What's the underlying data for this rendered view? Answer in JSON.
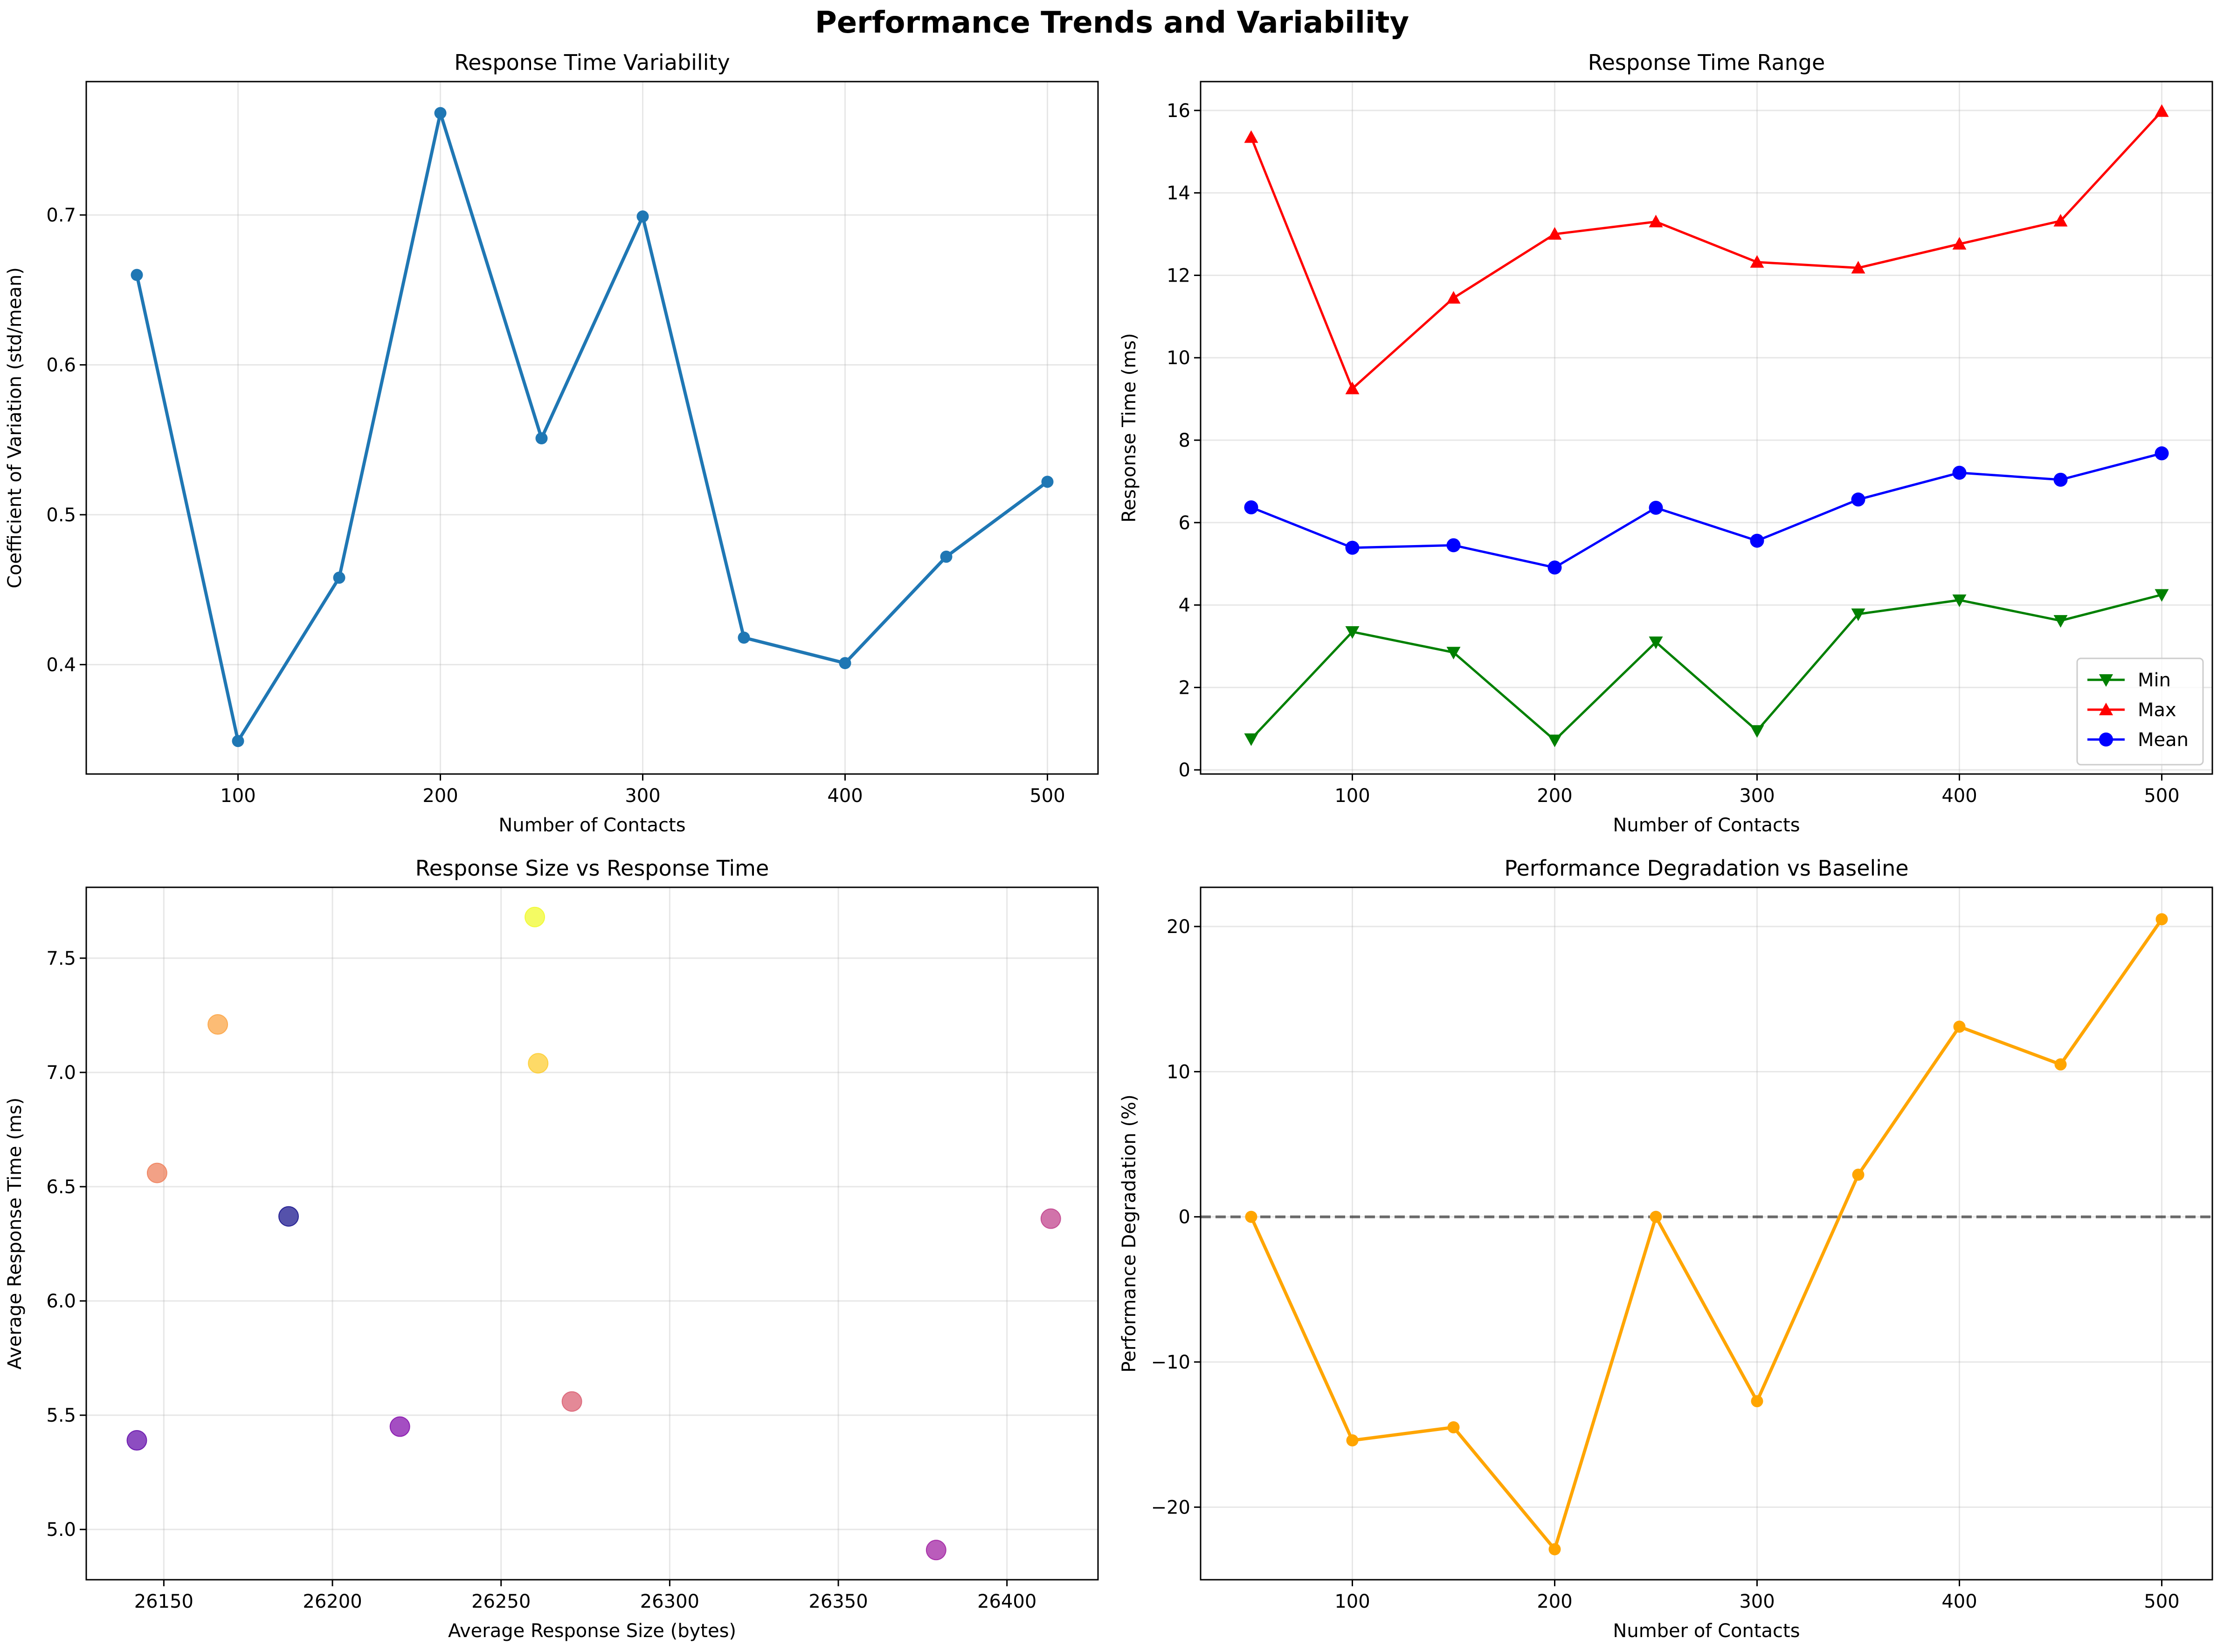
{
  "figure": {
    "title": "Performance Trends and Variability"
  },
  "chart_data": [
    {
      "type": "line",
      "title": "Response Time Variability",
      "xlabel": "Number of Contacts",
      "ylabel": "Coefficient of Variation (std/mean)",
      "xlim": [
        25,
        525
      ],
      "ylim": [
        0.327,
        0.789
      ],
      "xticks": [
        100,
        200,
        300,
        400,
        500
      ],
      "yticks": [
        0.4,
        0.5,
        0.6,
        0.7
      ],
      "grid": true,
      "color": "#1f77b4",
      "x": [
        50,
        100,
        150,
        200,
        250,
        300,
        350,
        400,
        450,
        500
      ],
      "series": [
        {
          "values": [
            0.66,
            0.349,
            0.458,
            0.768,
            0.551,
            0.699,
            0.418,
            0.401,
            0.472,
            0.522
          ]
        }
      ]
    },
    {
      "type": "line",
      "title": "Response Time Range",
      "xlabel": "Number of Contacts",
      "ylabel": "Response Time (ms)",
      "xlim": [
        25,
        525
      ],
      "ylim": [
        -0.1,
        16.7
      ],
      "xticks": [
        100,
        200,
        300,
        400,
        500
      ],
      "yticks": [
        0,
        2,
        4,
        6,
        8,
        10,
        12,
        14,
        16
      ],
      "grid": true,
      "legend": "lower-right",
      "x": [
        50,
        100,
        150,
        200,
        250,
        300,
        350,
        400,
        450,
        500
      ],
      "series": [
        {
          "name": "Min",
          "color": "#008000",
          "marker": "triangle-down",
          "values": [
            0.75,
            3.35,
            2.85,
            0.72,
            3.1,
            0.95,
            3.78,
            4.12,
            3.62,
            4.25
          ]
        },
        {
          "name": "Max",
          "color": "#ff0000",
          "marker": "triangle-up",
          "values": [
            15.35,
            9.25,
            11.45,
            13.0,
            13.3,
            12.32,
            12.18,
            12.76,
            13.32,
            15.98
          ]
        },
        {
          "name": "Mean",
          "color": "#0000ff",
          "marker": "circle",
          "values": [
            6.37,
            5.39,
            5.45,
            4.91,
            6.36,
            5.56,
            6.56,
            7.21,
            7.04,
            7.68
          ]
        }
      ]
    },
    {
      "type": "scatter",
      "title": "Response Size vs Response Time",
      "xlabel": "Average Response Size (bytes)",
      "ylabel": "Average Response Time (ms)",
      "xlim": [
        26127,
        26427
      ],
      "ylim": [
        4.78,
        7.81
      ],
      "xticks": [
        26150,
        26200,
        26250,
        26300,
        26350,
        26400
      ],
      "yticks": [
        5.0,
        5.5,
        6.0,
        6.5,
        7.0,
        7.5
      ],
      "ytick_labels": [
        "5.0",
        "5.5",
        "6.0",
        "6.5",
        "7.0",
        "7.5"
      ],
      "grid": true,
      "points": [
        {
          "x": 26187,
          "y": 6.37,
          "color": "#0d0887"
        },
        {
          "x": 26142,
          "y": 5.39,
          "color": "#5c01a6"
        },
        {
          "x": 26220,
          "y": 5.45,
          "color": "#7e03a8"
        },
        {
          "x": 26379,
          "y": 4.91,
          "color": "#9c179e"
        },
        {
          "x": 26413,
          "y": 6.36,
          "color": "#bd3786"
        },
        {
          "x": 26271,
          "y": 5.56,
          "color": "#d8576b"
        },
        {
          "x": 26148,
          "y": 6.56,
          "color": "#ed7953"
        },
        {
          "x": 26166,
          "y": 7.21,
          "color": "#fb9f3a"
        },
        {
          "x": 26261,
          "y": 7.04,
          "color": "#fdca26"
        },
        {
          "x": 26260,
          "y": 7.68,
          "color": "#f0f921"
        }
      ]
    },
    {
      "type": "line",
      "title": "Performance Degradation vs Baseline",
      "xlabel": "Number of Contacts",
      "ylabel": "Performance Degradation (%)",
      "xlim": [
        25,
        525
      ],
      "ylim": [
        -25,
        22.7
      ],
      "xticks": [
        100,
        200,
        300,
        400,
        500
      ],
      "yticks": [
        -20,
        -10,
        0,
        10,
        20
      ],
      "ytick_labels": [
        "−20",
        "−10",
        "0",
        "10",
        "20"
      ],
      "grid": true,
      "color": "#ffa500",
      "baseline": 0,
      "x": [
        50,
        100,
        150,
        200,
        250,
        300,
        350,
        400,
        450,
        500
      ],
      "series": [
        {
          "values": [
            0,
            -15.4,
            -14.5,
            -22.9,
            0,
            -12.7,
            2.9,
            13.1,
            10.5,
            20.5
          ]
        }
      ]
    }
  ]
}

--------------------

Task requirements: Read the entries and select each line where the word "Variability" is found.

The reply:
    "title": "Performance Trends and Variability"
      "title": "Response Time Variability",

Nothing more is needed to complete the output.